■ GIVEN TASK
Report every line in the listing that contains the string "JSON".

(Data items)
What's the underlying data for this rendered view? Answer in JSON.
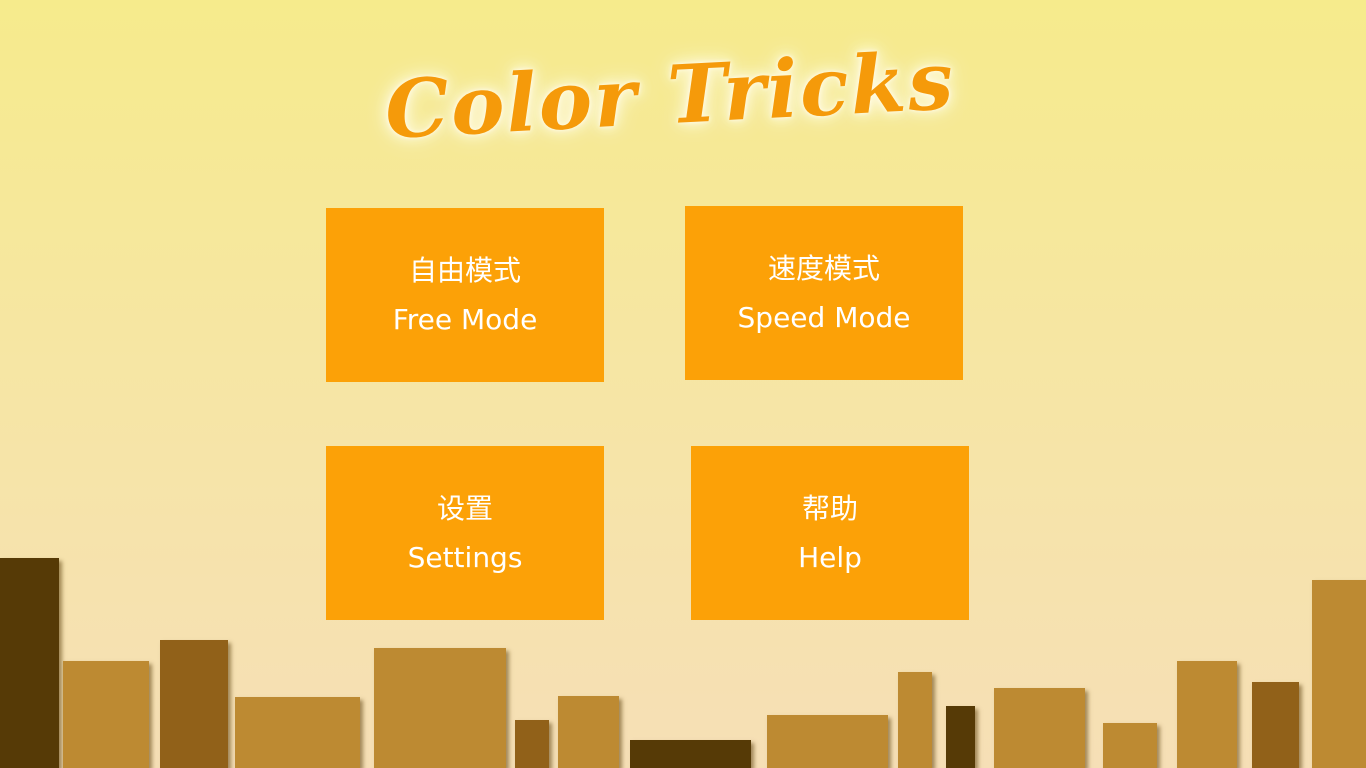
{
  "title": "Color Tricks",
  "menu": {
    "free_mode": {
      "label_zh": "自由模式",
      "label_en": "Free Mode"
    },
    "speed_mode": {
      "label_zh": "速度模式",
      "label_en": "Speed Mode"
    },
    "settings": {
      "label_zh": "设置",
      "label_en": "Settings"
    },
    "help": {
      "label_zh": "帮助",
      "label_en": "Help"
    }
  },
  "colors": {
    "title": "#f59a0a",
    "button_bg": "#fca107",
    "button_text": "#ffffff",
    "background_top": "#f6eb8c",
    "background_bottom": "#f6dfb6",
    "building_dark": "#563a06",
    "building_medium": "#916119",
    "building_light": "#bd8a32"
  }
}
...
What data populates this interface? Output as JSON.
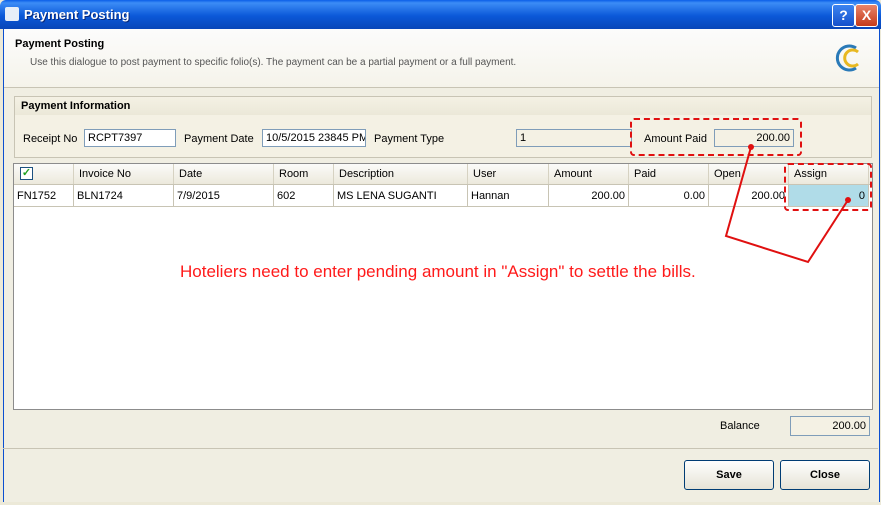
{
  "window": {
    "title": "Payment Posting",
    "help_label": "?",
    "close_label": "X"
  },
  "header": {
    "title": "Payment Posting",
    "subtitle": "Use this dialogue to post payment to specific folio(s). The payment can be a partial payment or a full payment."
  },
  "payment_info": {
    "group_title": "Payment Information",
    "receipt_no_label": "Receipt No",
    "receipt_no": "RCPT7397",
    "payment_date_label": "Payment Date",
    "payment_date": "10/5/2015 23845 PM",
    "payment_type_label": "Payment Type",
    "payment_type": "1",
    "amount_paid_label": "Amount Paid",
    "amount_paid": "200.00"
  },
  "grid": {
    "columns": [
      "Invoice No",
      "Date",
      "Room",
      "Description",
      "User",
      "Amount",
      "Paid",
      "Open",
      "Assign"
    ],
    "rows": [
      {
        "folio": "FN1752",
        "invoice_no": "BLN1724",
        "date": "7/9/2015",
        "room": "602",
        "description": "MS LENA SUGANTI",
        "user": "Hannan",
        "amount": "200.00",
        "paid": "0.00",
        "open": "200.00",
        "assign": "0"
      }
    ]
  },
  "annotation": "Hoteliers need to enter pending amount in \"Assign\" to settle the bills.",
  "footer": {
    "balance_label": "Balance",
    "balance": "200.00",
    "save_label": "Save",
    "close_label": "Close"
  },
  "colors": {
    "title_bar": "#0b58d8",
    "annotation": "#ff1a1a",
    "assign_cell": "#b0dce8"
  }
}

■ WRITTEN SOLUTION
What's the underlying data for this rendered view? Answer in JSON.
What data populates this interface? Output as JSON.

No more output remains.